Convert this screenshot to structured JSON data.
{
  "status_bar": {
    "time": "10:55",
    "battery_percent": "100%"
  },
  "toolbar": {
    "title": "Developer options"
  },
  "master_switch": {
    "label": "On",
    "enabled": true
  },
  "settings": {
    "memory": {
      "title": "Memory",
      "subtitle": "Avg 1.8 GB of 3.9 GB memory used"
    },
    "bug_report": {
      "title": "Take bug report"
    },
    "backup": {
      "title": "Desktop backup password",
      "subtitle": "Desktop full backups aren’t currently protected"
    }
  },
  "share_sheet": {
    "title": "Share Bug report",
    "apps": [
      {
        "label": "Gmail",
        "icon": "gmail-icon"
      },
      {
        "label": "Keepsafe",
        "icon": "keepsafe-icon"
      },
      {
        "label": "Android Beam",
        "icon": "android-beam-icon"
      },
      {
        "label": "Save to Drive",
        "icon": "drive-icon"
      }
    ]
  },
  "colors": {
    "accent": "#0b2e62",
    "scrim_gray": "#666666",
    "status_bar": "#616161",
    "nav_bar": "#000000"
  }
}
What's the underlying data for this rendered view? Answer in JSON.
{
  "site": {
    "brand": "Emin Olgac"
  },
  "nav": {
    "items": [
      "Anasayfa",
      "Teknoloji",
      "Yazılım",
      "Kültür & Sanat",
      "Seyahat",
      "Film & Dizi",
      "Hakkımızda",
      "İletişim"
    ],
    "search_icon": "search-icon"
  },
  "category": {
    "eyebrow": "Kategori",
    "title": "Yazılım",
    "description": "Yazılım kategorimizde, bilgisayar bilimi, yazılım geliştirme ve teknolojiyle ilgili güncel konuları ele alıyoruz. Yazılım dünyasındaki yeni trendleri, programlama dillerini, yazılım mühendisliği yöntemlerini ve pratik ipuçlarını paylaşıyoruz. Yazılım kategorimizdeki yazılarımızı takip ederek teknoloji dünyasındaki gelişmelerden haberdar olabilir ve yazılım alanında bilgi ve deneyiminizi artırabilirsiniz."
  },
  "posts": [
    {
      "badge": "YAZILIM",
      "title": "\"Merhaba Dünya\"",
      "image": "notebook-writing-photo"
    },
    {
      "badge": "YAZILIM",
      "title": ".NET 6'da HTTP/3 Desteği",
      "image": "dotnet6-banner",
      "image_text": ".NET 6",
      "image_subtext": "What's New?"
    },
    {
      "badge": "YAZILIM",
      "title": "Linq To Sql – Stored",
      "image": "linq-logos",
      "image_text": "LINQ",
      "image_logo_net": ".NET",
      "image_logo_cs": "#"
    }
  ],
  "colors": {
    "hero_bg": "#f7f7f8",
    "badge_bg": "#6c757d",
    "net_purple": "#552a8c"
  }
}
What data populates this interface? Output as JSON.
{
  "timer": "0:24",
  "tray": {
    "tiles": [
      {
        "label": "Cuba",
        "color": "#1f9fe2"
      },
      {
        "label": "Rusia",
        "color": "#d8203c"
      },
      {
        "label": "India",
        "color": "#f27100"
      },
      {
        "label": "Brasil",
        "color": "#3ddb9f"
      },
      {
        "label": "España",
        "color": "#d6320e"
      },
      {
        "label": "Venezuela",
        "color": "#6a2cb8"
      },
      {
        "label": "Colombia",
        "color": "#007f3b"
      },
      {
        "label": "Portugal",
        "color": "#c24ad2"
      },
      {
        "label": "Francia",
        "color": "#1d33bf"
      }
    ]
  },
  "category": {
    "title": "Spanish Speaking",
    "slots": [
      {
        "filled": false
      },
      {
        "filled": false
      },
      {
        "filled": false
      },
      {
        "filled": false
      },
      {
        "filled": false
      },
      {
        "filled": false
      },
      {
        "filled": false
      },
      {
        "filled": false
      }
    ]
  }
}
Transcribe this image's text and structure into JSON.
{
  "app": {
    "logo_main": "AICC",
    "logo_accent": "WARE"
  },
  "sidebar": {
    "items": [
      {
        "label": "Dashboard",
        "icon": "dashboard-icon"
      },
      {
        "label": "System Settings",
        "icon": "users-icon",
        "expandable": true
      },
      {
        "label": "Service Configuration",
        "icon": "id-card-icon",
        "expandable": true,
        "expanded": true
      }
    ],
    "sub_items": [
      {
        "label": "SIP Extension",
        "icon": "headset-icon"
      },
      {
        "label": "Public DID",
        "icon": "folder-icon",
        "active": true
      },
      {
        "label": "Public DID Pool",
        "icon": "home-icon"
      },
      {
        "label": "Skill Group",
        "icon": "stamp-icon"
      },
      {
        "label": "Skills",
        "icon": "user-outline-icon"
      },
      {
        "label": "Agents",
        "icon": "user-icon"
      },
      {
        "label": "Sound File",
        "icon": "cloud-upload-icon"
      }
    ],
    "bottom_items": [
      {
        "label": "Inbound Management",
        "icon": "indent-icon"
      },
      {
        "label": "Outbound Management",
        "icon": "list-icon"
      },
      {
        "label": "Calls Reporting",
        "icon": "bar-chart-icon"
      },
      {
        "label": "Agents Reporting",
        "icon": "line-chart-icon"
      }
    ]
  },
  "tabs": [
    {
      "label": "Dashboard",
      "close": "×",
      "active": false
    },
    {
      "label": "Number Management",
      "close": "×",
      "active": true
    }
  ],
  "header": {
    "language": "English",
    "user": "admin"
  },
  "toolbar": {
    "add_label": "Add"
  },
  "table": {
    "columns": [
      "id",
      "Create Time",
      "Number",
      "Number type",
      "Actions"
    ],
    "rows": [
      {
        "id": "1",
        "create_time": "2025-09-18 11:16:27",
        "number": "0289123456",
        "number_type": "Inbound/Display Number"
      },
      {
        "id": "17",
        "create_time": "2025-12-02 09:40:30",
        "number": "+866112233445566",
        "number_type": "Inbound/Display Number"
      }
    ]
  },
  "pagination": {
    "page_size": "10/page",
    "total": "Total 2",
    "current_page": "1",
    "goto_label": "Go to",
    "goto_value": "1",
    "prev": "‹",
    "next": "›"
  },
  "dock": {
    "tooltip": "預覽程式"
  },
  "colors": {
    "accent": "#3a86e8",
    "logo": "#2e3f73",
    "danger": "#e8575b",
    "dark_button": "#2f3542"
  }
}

..........

_TASK REQUIREMENTS_
Write out every line of the material again, exactly as it reads.

_FULL OUTPUT_
Convert this screenshot to structured JSON data.
{
  "status_bar": {
    "time": "10:55",
    "battery_percent": "100%"
  },
  "toolbar": {
    "title": "Developer options"
  },
  "master_switch": {
    "label": "On",
    "enabled": true
  },
  "settings": {
    "memory": {
      "title": "Memory",
      "subtitle": "Avg 1.8 GB of 3.9 GB memory used"
    },
    "bug_report": {
      "title": "Take bug report"
    },
    "backup": {
      "title": "Desktop backup password",
      "subtitle": "Desktop full backups aren’t currently protected"
    }
  },
  "share_sheet": {
    "title": "Share Bug report",
    "apps": [
      {
        "label": "Gmail",
        "icon": "gmail-icon"
      },
      {
        "label": "Keepsafe",
        "icon": "keepsafe-icon"
      },
      {
        "label": "Android Beam",
        "icon": "android-beam-icon"
      },
      {
        "label": "Save to Drive",
        "icon": "drive-icon"
      }
    ]
  },
  "colors": {
    "accent": "#0b2e62",
    "scrim_gray": "#666666",
    "status_bar": "#616161",
    "nav_bar": "#000000"
  }
}
What's the underlying data for this rendered view? Answer in JSON.
{
  "site": {
    "brand": "Emin Olgac"
  },
  "nav": {
    "items": [
      "Anasayfa",
      "Teknoloji",
      "Yazılım",
      "Kültür & Sanat",
      "Seyahat",
      "Film & Dizi",
      "Hakkımızda",
      "İletişim"
    ],
    "search_icon": "search-icon"
  },
  "category": {
    "eyebrow": "Kategori",
    "title": "Yazılım",
    "description": "Yazılım kategorimizde, bilgisayar bilimi, yazılım geliştirme ve teknolojiyle ilgili güncel konuları ele alıyoruz. Yazılım dünyasındaki yeni trendleri, programlama dillerini, yazılım mühendisliği yöntemlerini ve pratik ipuçlarını paylaşıyoruz. Yazılım kategorimizdeki yazılarımızı takip ederek teknoloji dünyasındaki gelişmelerden haberdar olabilir ve yazılım alanında bilgi ve deneyiminizi artırabilirsiniz."
  },
  "posts": [
    {
      "badge": "YAZILIM",
      "title": "\"Merhaba Dünya\"",
      "image": "notebook-writing-photo"
    },
    {
      "badge": "YAZILIM",
      "title": ".NET 6'da HTTP/3 Desteği",
      "image": "dotnet6-banner",
      "image_text": ".NET 6",
      "image_subtext": "What's New?"
    },
    {
      "badge": "YAZILIM",
      "title": "Linq To Sql – Stored",
      "image": "linq-logos",
      "image_text": "LINQ",
      "image_logo_net": ".NET",
      "image_logo_cs": "#"
    }
  ],
  "colors": {
    "hero_bg": "#f7f7f8",
    "badge_bg": "#6c757d",
    "net_purple": "#552a8c"
  }
}
What data populates this interface? Output as JSON.
{
  "timer": "0:24",
  "tray": {
    "tiles": [
      {
        "label": "Cuba",
        "color": "#1f9fe2"
      },
      {
        "label": "Rusia",
        "color": "#d8203c"
      },
      {
        "label": "India",
        "color": "#f27100"
      },
      {
        "label": "Brasil",
        "color": "#3ddb9f"
      },
      {
        "label": "España",
        "color": "#d6320e"
      },
      {
        "label": "Venezuela",
        "color": "#6a2cb8"
      },
      {
        "label": "Colombia",
        "color": "#007f3b"
      },
      {
        "label": "Portugal",
        "color": "#c24ad2"
      },
      {
        "label": "Francia",
        "color": "#1d33bf"
      }
    ]
  },
  "category": {
    "title": "Spanish Speaking",
    "slots": [
      {
        "filled": false
      },
      {
        "filled": false
      },
      {
        "filled": false
      },
      {
        "filled": false
      },
      {
        "filled": false
      },
      {
        "filled": false
      },
      {
        "filled": false
      },
      {
        "filled": false
      }
    ]
  }
}
Transcribe this image's text and structure into JSON.
{
  "app": {
    "logo_main": "AICC",
    "logo_accent": "WARE"
  },
  "sidebar": {
    "items": [
      {
        "label": "Dashboard",
        "icon": "dashboard-icon"
      },
      {
        "label": "System Settings",
        "icon": "users-icon",
        "expandable": true
      },
      {
        "label": "Service Configuration",
        "icon": "id-card-icon",
        "expandable": true,
        "expanded": true
      }
    ],
    "sub_items": [
      {
        "label": "SIP Extension",
        "icon": "headset-icon"
      },
      {
        "label": "Public DID",
        "icon": "folder-icon",
        "active": true
      },
      {
        "label": "Public DID Pool",
        "icon": "home-icon"
      },
      {
        "label": "Skill Group",
        "icon": "stamp-icon"
      },
      {
        "label": "Skills",
        "icon": "user-outline-icon"
      },
      {
        "label": "Agents",
        "icon": "user-icon"
      },
      {
        "label": "Sound File",
        "icon": "cloud-upload-icon"
      }
    ],
    "bottom_items": [
      {
        "label": "Inbound Management",
        "icon": "indent-icon"
      },
      {
        "label": "Outbound Management",
        "icon": "list-icon"
      },
      {
        "label": "Calls Reporting",
        "icon": "bar-chart-icon"
      },
      {
        "label": "Agents Reporting",
        "icon": "line-chart-icon"
      }
    ]
  },
  "tabs": [
    {
      "label": "Dashboard",
      "close": "×",
      "active": false
    },
    {
      "label": "Number Management",
      "close": "×",
      "active": true
    }
  ],
  "header": {
    "language": "English",
    "user": "admin"
  },
  "toolbar": {
    "add_label": "Add"
  },
  "table": {
    "columns": [
      "id",
      "Create Time",
      "Number",
      "Number type",
      "Actions"
    ],
    "rows": [
      {
        "id": "1",
        "create_time": "2025-09-18 11:16:27",
        "number": "0289123456",
        "number_type": "Inbound/Display Number"
      },
      {
        "id": "17",
        "create_time": "2025-12-02 09:40:30",
        "number": "+866112233445566",
        "number_type": "Inbound/Display Number"
      }
    ]
  },
  "pagination": {
    "page_size": "10/page",
    "total": "Total 2",
    "current_page": "1",
    "goto_label": "Go to",
    "goto_value": "1",
    "prev": "‹",
    "next": "›"
  },
  "dock": {
    "tooltip": "預覽程式"
  },
  "colors": {
    "accent": "#3a86e8",
    "logo": "#2e3f73",
    "danger": "#e8575b",
    "dark_button": "#2f3542"
  }
}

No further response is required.